## Begin Dataset extract

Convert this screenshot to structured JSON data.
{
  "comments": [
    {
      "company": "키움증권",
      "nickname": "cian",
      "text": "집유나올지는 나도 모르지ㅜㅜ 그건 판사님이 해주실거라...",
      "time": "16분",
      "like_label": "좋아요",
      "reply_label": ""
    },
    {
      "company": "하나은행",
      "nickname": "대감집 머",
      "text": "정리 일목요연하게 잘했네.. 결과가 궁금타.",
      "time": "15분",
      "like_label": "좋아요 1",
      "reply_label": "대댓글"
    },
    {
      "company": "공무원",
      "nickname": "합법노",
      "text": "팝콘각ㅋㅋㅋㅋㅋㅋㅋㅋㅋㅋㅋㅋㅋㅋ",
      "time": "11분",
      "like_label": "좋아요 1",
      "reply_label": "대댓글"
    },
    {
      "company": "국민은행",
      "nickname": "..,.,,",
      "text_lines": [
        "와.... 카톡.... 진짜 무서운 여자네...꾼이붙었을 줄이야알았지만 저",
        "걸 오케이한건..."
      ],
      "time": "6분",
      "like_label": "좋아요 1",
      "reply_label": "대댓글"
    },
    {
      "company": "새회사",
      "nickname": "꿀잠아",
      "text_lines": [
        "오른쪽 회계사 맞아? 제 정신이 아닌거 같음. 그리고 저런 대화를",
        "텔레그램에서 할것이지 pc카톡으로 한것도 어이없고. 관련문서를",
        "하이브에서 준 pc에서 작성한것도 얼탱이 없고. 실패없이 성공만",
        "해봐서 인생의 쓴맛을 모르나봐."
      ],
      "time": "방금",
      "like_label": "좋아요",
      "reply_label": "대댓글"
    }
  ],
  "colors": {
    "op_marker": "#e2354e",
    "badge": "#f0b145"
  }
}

## End Dataset extract

- _Direction_: Every line above should be retyped exactly as given.

- _Answer in full_:
Convert this screenshot to structured JSON data.
{
  "comments": [
    {
      "company": "키움증권",
      "nickname": "cian",
      "text": "집유나올지는 나도 모르지ㅜㅜ 그건 판사님이 해주실거라...",
      "time": "16분",
      "like_label": "좋아요",
      "reply_label": ""
    },
    {
      "company": "하나은행",
      "nickname": "대감집 머",
      "text": "정리 일목요연하게 잘했네.. 결과가 궁금타.",
      "time": "15분",
      "like_label": "좋아요 1",
      "reply_label": "대댓글"
    },
    {
      "company": "공무원",
      "nickname": "합법노",
      "text": "팝콘각ㅋㅋㅋㅋㅋㅋㅋㅋㅋㅋㅋㅋㅋㅋ",
      "time": "11분",
      "like_label": "좋아요 1",
      "reply_label": "대댓글"
    },
    {
      "company": "국민은행",
      "nickname": "..,.,,",
      "text_lines": [
        "와.... 카톡.... 진짜 무서운 여자네...꾼이붙었을 줄이야알았지만 저",
        "걸 오케이한건..."
      ],
      "time": "6분",
      "like_label": "좋아요 1",
      "reply_label": "대댓글"
    },
    {
      "company": "새회사",
      "nickname": "꿀잠아",
      "text_lines": [
        "오른쪽 회계사 맞아? 제 정신이 아닌거 같음. 그리고 저런 대화를",
        "텔레그램에서 할것이지 pc카톡으로 한것도 어이없고. 관련문서를",
        "하이브에서 준 pc에서 작성한것도 얼탱이 없고. 실패없이 성공만",
        "해봐서 인생의 쓴맛을 모르나봐."
      ],
      "time": "방금",
      "like_label": "좋아요",
      "reply_label": "대댓글"
    }
  ],
  "colors": {
    "op_marker": "#e2354e",
    "badge": "#f0b145"
  }
}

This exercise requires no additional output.